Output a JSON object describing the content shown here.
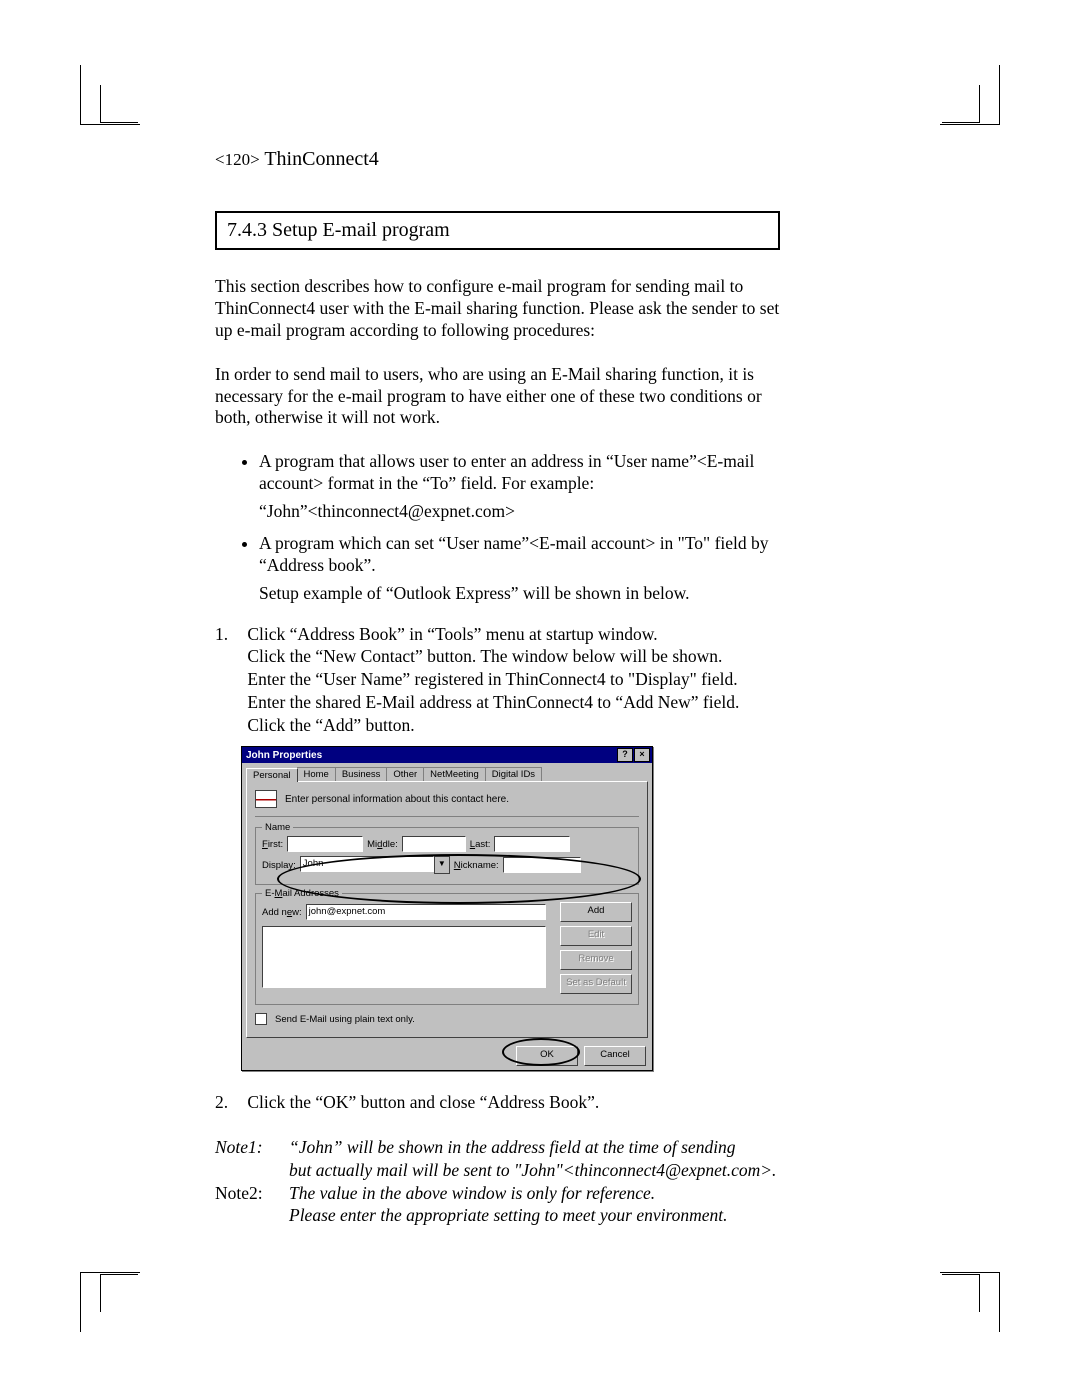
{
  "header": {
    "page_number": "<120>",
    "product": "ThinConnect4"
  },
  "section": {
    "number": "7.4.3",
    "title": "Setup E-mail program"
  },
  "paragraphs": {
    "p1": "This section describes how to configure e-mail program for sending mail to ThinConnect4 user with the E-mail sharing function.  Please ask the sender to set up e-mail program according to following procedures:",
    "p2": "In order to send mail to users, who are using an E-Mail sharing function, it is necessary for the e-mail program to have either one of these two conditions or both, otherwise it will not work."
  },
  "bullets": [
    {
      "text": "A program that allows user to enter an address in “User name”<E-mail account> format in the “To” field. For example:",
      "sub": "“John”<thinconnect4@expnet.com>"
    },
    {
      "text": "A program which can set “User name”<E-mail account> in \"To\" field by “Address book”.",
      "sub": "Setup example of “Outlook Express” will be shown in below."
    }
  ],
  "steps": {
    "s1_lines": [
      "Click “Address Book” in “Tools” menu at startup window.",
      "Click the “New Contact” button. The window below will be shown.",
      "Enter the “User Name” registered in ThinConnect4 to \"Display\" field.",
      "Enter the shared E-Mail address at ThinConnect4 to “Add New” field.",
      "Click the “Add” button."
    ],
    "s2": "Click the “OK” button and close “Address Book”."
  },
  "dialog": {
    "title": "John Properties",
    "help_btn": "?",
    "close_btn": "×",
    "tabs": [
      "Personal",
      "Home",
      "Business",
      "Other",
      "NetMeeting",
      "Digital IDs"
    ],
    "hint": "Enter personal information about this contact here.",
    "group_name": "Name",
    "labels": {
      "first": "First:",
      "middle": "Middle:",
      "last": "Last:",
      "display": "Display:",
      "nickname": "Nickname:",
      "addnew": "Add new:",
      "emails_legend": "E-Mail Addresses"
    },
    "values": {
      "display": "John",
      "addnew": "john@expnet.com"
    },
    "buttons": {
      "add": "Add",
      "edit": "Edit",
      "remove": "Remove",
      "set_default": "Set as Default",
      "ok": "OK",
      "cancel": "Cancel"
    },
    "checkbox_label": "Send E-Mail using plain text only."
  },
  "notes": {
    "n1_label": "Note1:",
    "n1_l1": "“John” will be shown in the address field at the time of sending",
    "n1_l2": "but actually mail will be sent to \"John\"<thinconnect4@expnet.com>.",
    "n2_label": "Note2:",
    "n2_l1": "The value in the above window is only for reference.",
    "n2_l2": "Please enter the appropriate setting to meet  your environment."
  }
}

○ ○ ○ ○ ○

Gather each line from the listing above that holds "window".

ANSWER FOR THIS EXERCISE:
      "Click “Address Book” in “Tools” menu at startup window.",
      "Click the “New Contact” button. The window below will be shown.",
    "n2_l1": "The value in the above window is only for reference.",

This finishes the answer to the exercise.